**TO DO:** Find the lines below that contain the string "page". Copy each one.

======

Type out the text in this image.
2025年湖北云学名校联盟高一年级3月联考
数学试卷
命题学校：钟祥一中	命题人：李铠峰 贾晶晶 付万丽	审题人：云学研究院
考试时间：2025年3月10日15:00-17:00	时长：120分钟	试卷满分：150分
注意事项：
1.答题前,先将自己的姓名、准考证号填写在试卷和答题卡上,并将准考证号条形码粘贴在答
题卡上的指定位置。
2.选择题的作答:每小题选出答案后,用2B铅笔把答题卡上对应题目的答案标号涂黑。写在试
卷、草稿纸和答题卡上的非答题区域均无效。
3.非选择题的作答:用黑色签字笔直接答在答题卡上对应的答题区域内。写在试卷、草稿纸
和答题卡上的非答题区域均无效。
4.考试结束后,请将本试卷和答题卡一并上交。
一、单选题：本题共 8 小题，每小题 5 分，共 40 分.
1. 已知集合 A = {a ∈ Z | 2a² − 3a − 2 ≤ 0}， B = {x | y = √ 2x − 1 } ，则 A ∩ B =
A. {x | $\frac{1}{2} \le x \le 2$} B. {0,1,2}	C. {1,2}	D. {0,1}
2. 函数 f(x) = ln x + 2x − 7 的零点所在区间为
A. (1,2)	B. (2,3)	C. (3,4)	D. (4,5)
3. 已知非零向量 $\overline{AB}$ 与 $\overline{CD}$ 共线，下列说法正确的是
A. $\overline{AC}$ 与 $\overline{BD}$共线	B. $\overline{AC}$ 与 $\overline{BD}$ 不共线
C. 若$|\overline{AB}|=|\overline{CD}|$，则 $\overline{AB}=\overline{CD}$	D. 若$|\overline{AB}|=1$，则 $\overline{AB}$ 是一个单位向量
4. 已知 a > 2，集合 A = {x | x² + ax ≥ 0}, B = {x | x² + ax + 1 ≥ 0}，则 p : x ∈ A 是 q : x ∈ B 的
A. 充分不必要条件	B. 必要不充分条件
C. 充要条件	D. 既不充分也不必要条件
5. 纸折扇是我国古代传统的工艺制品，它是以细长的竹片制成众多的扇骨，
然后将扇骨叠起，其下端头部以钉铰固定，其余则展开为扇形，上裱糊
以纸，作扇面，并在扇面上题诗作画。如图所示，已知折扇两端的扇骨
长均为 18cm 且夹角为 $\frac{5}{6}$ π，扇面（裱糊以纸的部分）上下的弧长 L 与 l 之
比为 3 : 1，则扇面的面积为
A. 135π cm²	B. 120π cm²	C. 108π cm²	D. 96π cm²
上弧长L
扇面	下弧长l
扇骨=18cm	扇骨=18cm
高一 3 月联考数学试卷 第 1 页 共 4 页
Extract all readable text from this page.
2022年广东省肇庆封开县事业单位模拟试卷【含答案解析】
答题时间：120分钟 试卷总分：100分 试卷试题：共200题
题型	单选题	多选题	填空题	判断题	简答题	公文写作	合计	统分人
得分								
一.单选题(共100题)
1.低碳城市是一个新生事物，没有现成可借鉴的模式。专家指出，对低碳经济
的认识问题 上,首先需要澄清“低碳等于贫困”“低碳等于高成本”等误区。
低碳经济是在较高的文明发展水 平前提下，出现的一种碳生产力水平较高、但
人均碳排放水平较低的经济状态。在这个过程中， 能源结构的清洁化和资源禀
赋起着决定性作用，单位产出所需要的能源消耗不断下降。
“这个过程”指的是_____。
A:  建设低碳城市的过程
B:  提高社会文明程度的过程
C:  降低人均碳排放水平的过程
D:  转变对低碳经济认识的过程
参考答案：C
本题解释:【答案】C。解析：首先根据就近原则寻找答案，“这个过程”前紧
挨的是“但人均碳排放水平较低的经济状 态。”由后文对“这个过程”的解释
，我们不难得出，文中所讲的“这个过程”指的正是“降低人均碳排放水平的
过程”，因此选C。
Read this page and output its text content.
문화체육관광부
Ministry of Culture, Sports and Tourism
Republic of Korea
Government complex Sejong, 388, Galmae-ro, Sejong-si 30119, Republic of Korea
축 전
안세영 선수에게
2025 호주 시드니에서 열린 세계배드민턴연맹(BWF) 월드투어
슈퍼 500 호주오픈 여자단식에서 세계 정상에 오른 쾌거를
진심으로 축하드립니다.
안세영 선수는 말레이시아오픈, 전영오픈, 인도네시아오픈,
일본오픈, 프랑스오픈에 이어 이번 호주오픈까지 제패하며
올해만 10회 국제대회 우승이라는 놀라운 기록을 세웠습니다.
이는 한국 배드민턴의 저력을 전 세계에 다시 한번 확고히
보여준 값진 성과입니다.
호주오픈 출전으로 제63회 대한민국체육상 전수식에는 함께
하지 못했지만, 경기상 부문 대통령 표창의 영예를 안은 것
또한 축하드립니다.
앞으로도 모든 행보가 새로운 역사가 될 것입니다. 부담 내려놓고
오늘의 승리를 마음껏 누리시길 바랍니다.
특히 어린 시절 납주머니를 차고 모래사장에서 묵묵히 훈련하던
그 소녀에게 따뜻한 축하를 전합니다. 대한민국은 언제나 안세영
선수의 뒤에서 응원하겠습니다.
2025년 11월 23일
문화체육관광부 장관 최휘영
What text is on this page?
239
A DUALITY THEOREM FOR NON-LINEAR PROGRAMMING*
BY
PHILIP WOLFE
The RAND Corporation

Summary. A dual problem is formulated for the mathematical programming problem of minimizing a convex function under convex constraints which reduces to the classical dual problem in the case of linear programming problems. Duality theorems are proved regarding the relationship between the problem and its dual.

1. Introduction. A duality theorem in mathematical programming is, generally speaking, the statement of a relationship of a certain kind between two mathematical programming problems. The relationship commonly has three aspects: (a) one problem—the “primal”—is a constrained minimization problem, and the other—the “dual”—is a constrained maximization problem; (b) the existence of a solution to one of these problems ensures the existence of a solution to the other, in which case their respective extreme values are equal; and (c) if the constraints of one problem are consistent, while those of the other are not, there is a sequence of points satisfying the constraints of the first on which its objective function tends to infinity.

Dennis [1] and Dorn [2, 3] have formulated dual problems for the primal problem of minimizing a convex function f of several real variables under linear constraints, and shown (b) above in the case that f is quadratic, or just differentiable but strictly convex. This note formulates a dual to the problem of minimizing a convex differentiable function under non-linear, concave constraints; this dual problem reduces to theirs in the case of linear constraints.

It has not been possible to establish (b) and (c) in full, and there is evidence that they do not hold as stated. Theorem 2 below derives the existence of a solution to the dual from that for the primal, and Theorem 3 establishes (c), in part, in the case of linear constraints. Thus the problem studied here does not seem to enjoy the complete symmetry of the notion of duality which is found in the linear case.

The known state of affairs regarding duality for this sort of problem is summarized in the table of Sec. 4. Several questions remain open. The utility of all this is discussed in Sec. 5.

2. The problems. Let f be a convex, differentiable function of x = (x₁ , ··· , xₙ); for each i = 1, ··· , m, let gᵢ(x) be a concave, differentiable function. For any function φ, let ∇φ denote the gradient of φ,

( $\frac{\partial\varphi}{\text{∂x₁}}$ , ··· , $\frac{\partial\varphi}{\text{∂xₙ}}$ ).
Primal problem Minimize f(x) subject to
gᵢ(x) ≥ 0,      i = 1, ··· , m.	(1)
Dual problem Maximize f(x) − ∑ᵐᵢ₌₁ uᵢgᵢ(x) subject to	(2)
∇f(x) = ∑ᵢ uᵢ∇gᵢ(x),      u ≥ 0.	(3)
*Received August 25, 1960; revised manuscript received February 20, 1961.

======

**RESPONSE TO THE TASK:**
Extract all readable text from this page.
Read this page and output its text content.
What text is on this page?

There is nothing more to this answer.